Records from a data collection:
________________

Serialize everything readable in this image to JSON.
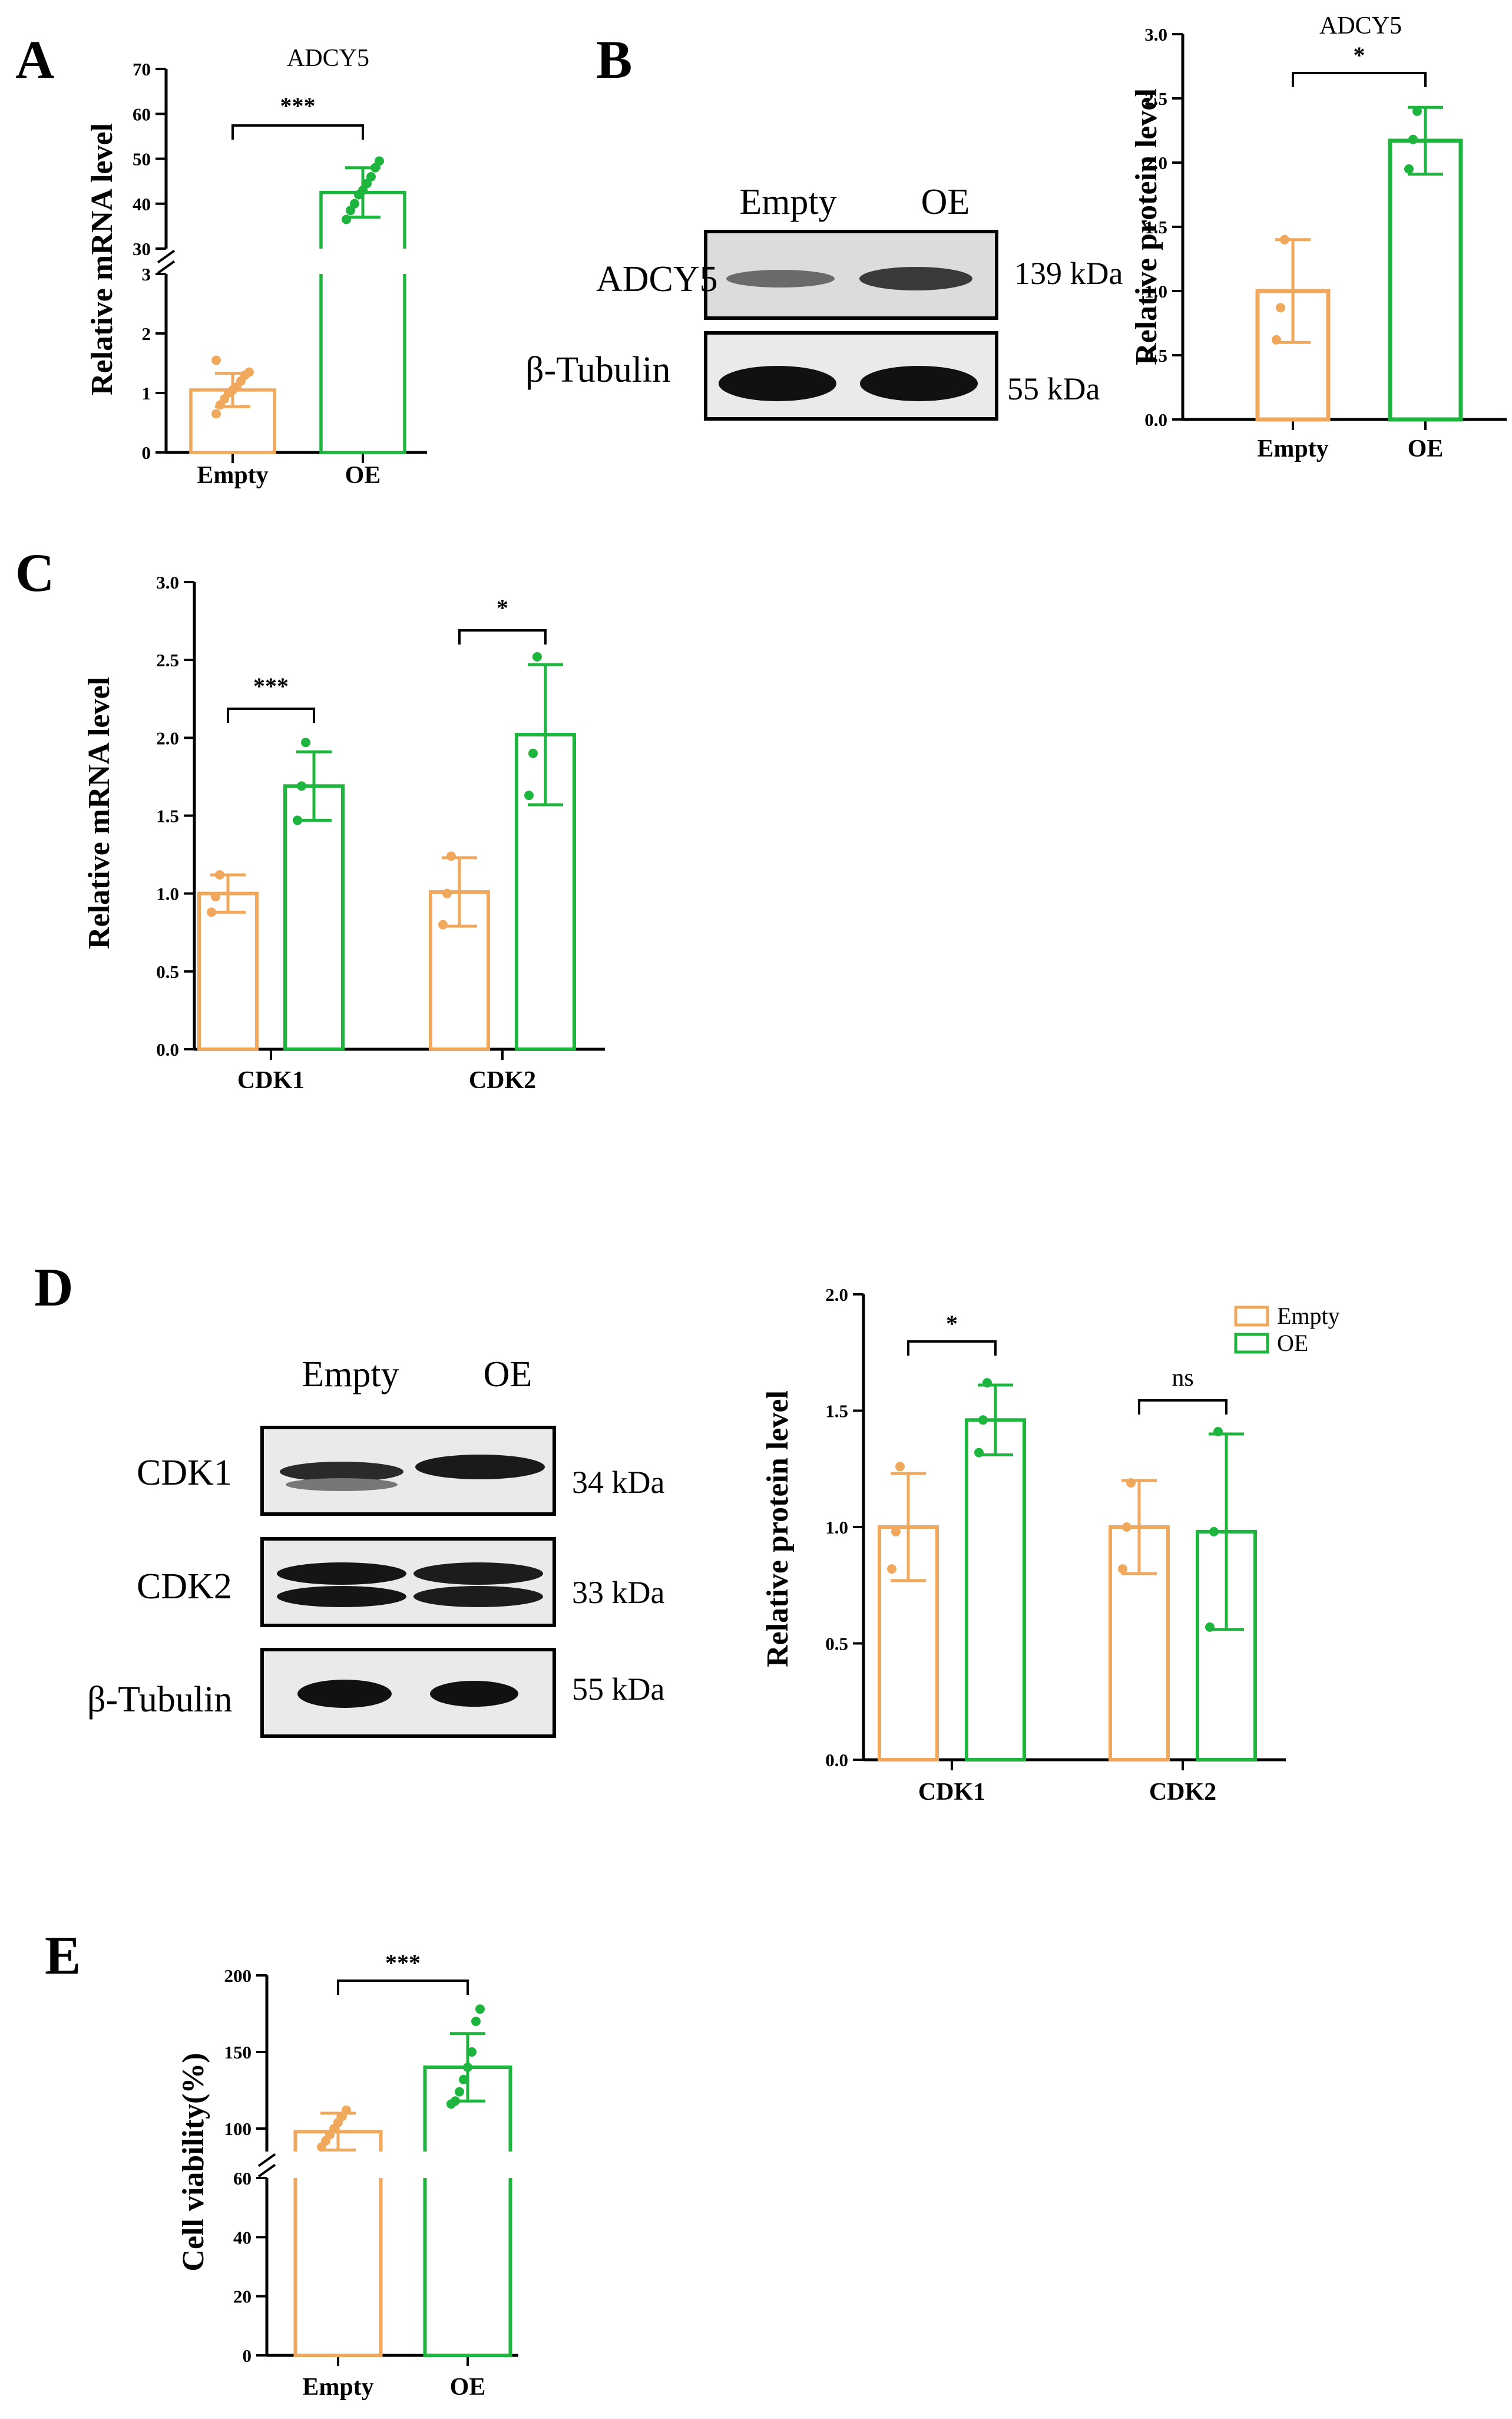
{
  "colors": {
    "empty": "#F0A95C",
    "oe": "#1DB53D",
    "axis": "#000000",
    "blot_bg": "#eaeaea",
    "band": "#1a1a1a"
  },
  "legend": {
    "items": [
      {
        "label": "Empty",
        "color": "#F0A95C"
      },
      {
        "label": "OE",
        "color": "#1DB53D"
      }
    ]
  },
  "blots": {
    "B": {
      "lanes": [
        "Empty",
        "OE"
      ],
      "rows": [
        {
          "protein": "ADCY5",
          "kda": "139 kDa"
        },
        {
          "protein": "β-Tubulin",
          "kda": "55 kDa"
        }
      ]
    },
    "D": {
      "lanes": [
        "Empty",
        "OE"
      ],
      "rows": [
        {
          "protein": "CDK1",
          "kda": "34 kDa"
        },
        {
          "protein": "CDK2",
          "kda": "33 kDa"
        },
        {
          "protein": "β-Tubulin",
          "kda": "55 kDa"
        }
      ]
    }
  },
  "chart_data": [
    {
      "panel": "A",
      "type": "bar",
      "title": "ADCY5",
      "ylabel": "Relative mRNA level",
      "xlabel": "",
      "categories": [
        "Empty",
        "OE"
      ],
      "axis_break": true,
      "segments": [
        {
          "range": [
            0,
            3
          ],
          "ticks": [
            0,
            1,
            2,
            3
          ]
        },
        {
          "range": [
            30,
            70
          ],
          "ticks": [
            30,
            40,
            50,
            60,
            70
          ]
        }
      ],
      "bars": [
        {
          "category": "Empty",
          "value": 1.05,
          "sd": 0.28,
          "points": [
            0.65,
            0.8,
            0.9,
            1.0,
            1.05,
            1.1,
            1.2,
            1.3,
            1.35,
            1.55
          ]
        },
        {
          "category": "OE",
          "value": 42.5,
          "sd": 5.5,
          "points": [
            36.5,
            38.5,
            40.0,
            42.0,
            43.0,
            44.5,
            46.0,
            48.0,
            49.5
          ]
        }
      ],
      "brackets": [
        {
          "from": 0,
          "to": 1,
          "label": "***"
        }
      ]
    },
    {
      "panel": "B",
      "type": "bar",
      "title": "ADCY5",
      "ylabel": "Relative protein level",
      "xlabel": "",
      "categories": [
        "Empty",
        "OE"
      ],
      "ylim": [
        0,
        3.0
      ],
      "ticks": [
        0.0,
        0.5,
        1.0,
        1.5,
        2.0,
        2.5,
        3.0
      ],
      "bars": [
        {
          "category": "Empty",
          "value": 1.0,
          "sd": 0.4,
          "points": [
            0.62,
            0.87,
            1.4
          ]
        },
        {
          "category": "OE",
          "value": 2.17,
          "sd": 0.26,
          "points": [
            1.95,
            2.18,
            2.4
          ]
        }
      ],
      "brackets": [
        {
          "from": 0,
          "to": 1,
          "label": "*"
        }
      ]
    },
    {
      "panel": "C",
      "type": "bar",
      "title": "",
      "ylabel": "Relative mRNA level",
      "xlabel": "",
      "categories": [
        "CDK1",
        "CDK2"
      ],
      "ylim": [
        0,
        3.0
      ],
      "ticks": [
        0.0,
        0.5,
        1.0,
        1.5,
        2.0,
        2.5,
        3.0
      ],
      "series": [
        {
          "name": "Empty",
          "values": [
            1.0,
            1.01
          ],
          "sd": [
            0.12,
            0.22
          ],
          "points": [
            [
              0.88,
              0.98,
              1.12
            ],
            [
              0.8,
              1.0,
              1.24
            ]
          ]
        },
        {
          "name": "OE",
          "values": [
            1.69,
            2.02
          ],
          "sd": [
            0.22,
            0.45
          ],
          "points": [
            [
              1.47,
              1.69,
              1.97
            ],
            [
              1.63,
              1.9,
              2.52
            ]
          ]
        }
      ],
      "brackets": [
        {
          "category": 0,
          "label": "***"
        },
        {
          "category": 1,
          "label": "*"
        }
      ]
    },
    {
      "panel": "D",
      "type": "bar",
      "title": "",
      "ylabel": "Relative protein level",
      "xlabel": "",
      "categories": [
        "CDK1",
        "CDK2"
      ],
      "ylim": [
        0,
        2.0
      ],
      "ticks": [
        0.0,
        0.5,
        1.0,
        1.5,
        2.0
      ],
      "series": [
        {
          "name": "Empty",
          "values": [
            1.0,
            1.0
          ],
          "sd": [
            0.23,
            0.2
          ],
          "points": [
            [
              0.82,
              0.98,
              1.26
            ],
            [
              0.82,
              1.0,
              1.19
            ]
          ]
        },
        {
          "name": "OE",
          "values": [
            1.46,
            0.98
          ],
          "sd": [
            0.15,
            0.42
          ],
          "points": [
            [
              1.32,
              1.46,
              1.62
            ],
            [
              0.57,
              0.98,
              1.41
            ]
          ]
        }
      ],
      "brackets": [
        {
          "category": 0,
          "label": "*"
        },
        {
          "category": 1,
          "label": "ns"
        }
      ],
      "legend": "top-right"
    },
    {
      "panel": "E",
      "type": "bar",
      "title": "",
      "ylabel": "Cell viability(%)",
      "xlabel": "",
      "categories": [
        "Empty",
        "OE"
      ],
      "axis_break": true,
      "segments": [
        {
          "range": [
            0,
            60
          ],
          "ticks": [
            0,
            20,
            40,
            60
          ]
        },
        {
          "range": [
            85,
            200
          ],
          "ticks": [
            100,
            150,
            200
          ]
        }
      ],
      "bars": [
        {
          "category": "Empty",
          "value": 98,
          "sd": 12,
          "points": [
            88,
            92,
            96,
            100,
            104,
            108,
            112
          ]
        },
        {
          "category": "OE",
          "value": 140,
          "sd": 22,
          "points": [
            116,
            118,
            124,
            132,
            140,
            150,
            170,
            178
          ]
        }
      ],
      "brackets": [
        {
          "from": 0,
          "to": 1,
          "label": "***"
        }
      ]
    }
  ]
}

________________

Task directions
The records above must be returned exactly, with each picture omitted.

Output for this exercise
Serialize everything readable in this image to JSON.
{
  "colors": {
    "empty": "#F0A95C",
    "oe": "#1DB53D",
    "axis": "#000000",
    "blot_bg": "#eaeaea",
    "band": "#1a1a1a"
  },
  "legend": {
    "items": [
      {
        "label": "Empty",
        "color": "#F0A95C"
      },
      {
        "label": "OE",
        "color": "#1DB53D"
      }
    ]
  },
  "blots": {
    "B": {
      "lanes": [
        "Empty",
        "OE"
      ],
      "rows": [
        {
          "protein": "ADCY5",
          "kda": "139 kDa"
        },
        {
          "protein": "β-Tubulin",
          "kda": "55 kDa"
        }
      ]
    },
    "D": {
      "lanes": [
        "Empty",
        "OE"
      ],
      "rows": [
        {
          "protein": "CDK1",
          "kda": "34 kDa"
        },
        {
          "protein": "CDK2",
          "kda": "33 kDa"
        },
        {
          "protein": "β-Tubulin",
          "kda": "55 kDa"
        }
      ]
    }
  },
  "chart_data": [
    {
      "panel": "A",
      "type": "bar",
      "title": "ADCY5",
      "ylabel": "Relative mRNA level",
      "xlabel": "",
      "categories": [
        "Empty",
        "OE"
      ],
      "axis_break": true,
      "segments": [
        {
          "range": [
            0,
            3
          ],
          "ticks": [
            0,
            1,
            2,
            3
          ]
        },
        {
          "range": [
            30,
            70
          ],
          "ticks": [
            30,
            40,
            50,
            60,
            70
          ]
        }
      ],
      "bars": [
        {
          "category": "Empty",
          "value": 1.05,
          "sd": 0.28,
          "points": [
            0.65,
            0.8,
            0.9,
            1.0,
            1.05,
            1.1,
            1.2,
            1.3,
            1.35,
            1.55
          ]
        },
        {
          "category": "OE",
          "value": 42.5,
          "sd": 5.5,
          "points": [
            36.5,
            38.5,
            40.0,
            42.0,
            43.0,
            44.5,
            46.0,
            48.0,
            49.5
          ]
        }
      ],
      "brackets": [
        {
          "from": 0,
          "to": 1,
          "label": "***"
        }
      ]
    },
    {
      "panel": "B",
      "type": "bar",
      "title": "ADCY5",
      "ylabel": "Relative protein level",
      "xlabel": "",
      "categories": [
        "Empty",
        "OE"
      ],
      "ylim": [
        0,
        3.0
      ],
      "ticks": [
        0.0,
        0.5,
        1.0,
        1.5,
        2.0,
        2.5,
        3.0
      ],
      "bars": [
        {
          "category": "Empty",
          "value": 1.0,
          "sd": 0.4,
          "points": [
            0.62,
            0.87,
            1.4
          ]
        },
        {
          "category": "OE",
          "value": 2.17,
          "sd": 0.26,
          "points": [
            1.95,
            2.18,
            2.4
          ]
        }
      ],
      "brackets": [
        {
          "from": 0,
          "to": 1,
          "label": "*"
        }
      ]
    },
    {
      "panel": "C",
      "type": "bar",
      "title": "",
      "ylabel": "Relative mRNA level",
      "xlabel": "",
      "categories": [
        "CDK1",
        "CDK2"
      ],
      "ylim": [
        0,
        3.0
      ],
      "ticks": [
        0.0,
        0.5,
        1.0,
        1.5,
        2.0,
        2.5,
        3.0
      ],
      "series": [
        {
          "name": "Empty",
          "values": [
            1.0,
            1.01
          ],
          "sd": [
            0.12,
            0.22
          ],
          "points": [
            [
              0.88,
              0.98,
              1.12
            ],
            [
              0.8,
              1.0,
              1.24
            ]
          ]
        },
        {
          "name": "OE",
          "values": [
            1.69,
            2.02
          ],
          "sd": [
            0.22,
            0.45
          ],
          "points": [
            [
              1.47,
              1.69,
              1.97
            ],
            [
              1.63,
              1.9,
              2.52
            ]
          ]
        }
      ],
      "brackets": [
        {
          "category": 0,
          "label": "***"
        },
        {
          "category": 1,
          "label": "*"
        }
      ]
    },
    {
      "panel": "D",
      "type": "bar",
      "title": "",
      "ylabel": "Relative protein level",
      "xlabel": "",
      "categories": [
        "CDK1",
        "CDK2"
      ],
      "ylim": [
        0,
        2.0
      ],
      "ticks": [
        0.0,
        0.5,
        1.0,
        1.5,
        2.0
      ],
      "series": [
        {
          "name": "Empty",
          "values": [
            1.0,
            1.0
          ],
          "sd": [
            0.23,
            0.2
          ],
          "points": [
            [
              0.82,
              0.98,
              1.26
            ],
            [
              0.82,
              1.0,
              1.19
            ]
          ]
        },
        {
          "name": "OE",
          "values": [
            1.46,
            0.98
          ],
          "sd": [
            0.15,
            0.42
          ],
          "points": [
            [
              1.32,
              1.46,
              1.62
            ],
            [
              0.57,
              0.98,
              1.41
            ]
          ]
        }
      ],
      "brackets": [
        {
          "category": 0,
          "label": "*"
        },
        {
          "category": 1,
          "label": "ns"
        }
      ],
      "legend": "top-right"
    },
    {
      "panel": "E",
      "type": "bar",
      "title": "",
      "ylabel": "Cell viability(%)",
      "xlabel": "",
      "categories": [
        "Empty",
        "OE"
      ],
      "axis_break": true,
      "segments": [
        {
          "range": [
            0,
            60
          ],
          "ticks": [
            0,
            20,
            40,
            60
          ]
        },
        {
          "range": [
            85,
            200
          ],
          "ticks": [
            100,
            150,
            200
          ]
        }
      ],
      "bars": [
        {
          "category": "Empty",
          "value": 98,
          "sd": 12,
          "points": [
            88,
            92,
            96,
            100,
            104,
            108,
            112
          ]
        },
        {
          "category": "OE",
          "value": 140,
          "sd": 22,
          "points": [
            116,
            118,
            124,
            132,
            140,
            150,
            170,
            178
          ]
        }
      ],
      "brackets": [
        {
          "from": 0,
          "to": 1,
          "label": "***"
        }
      ]
    }
  ]
}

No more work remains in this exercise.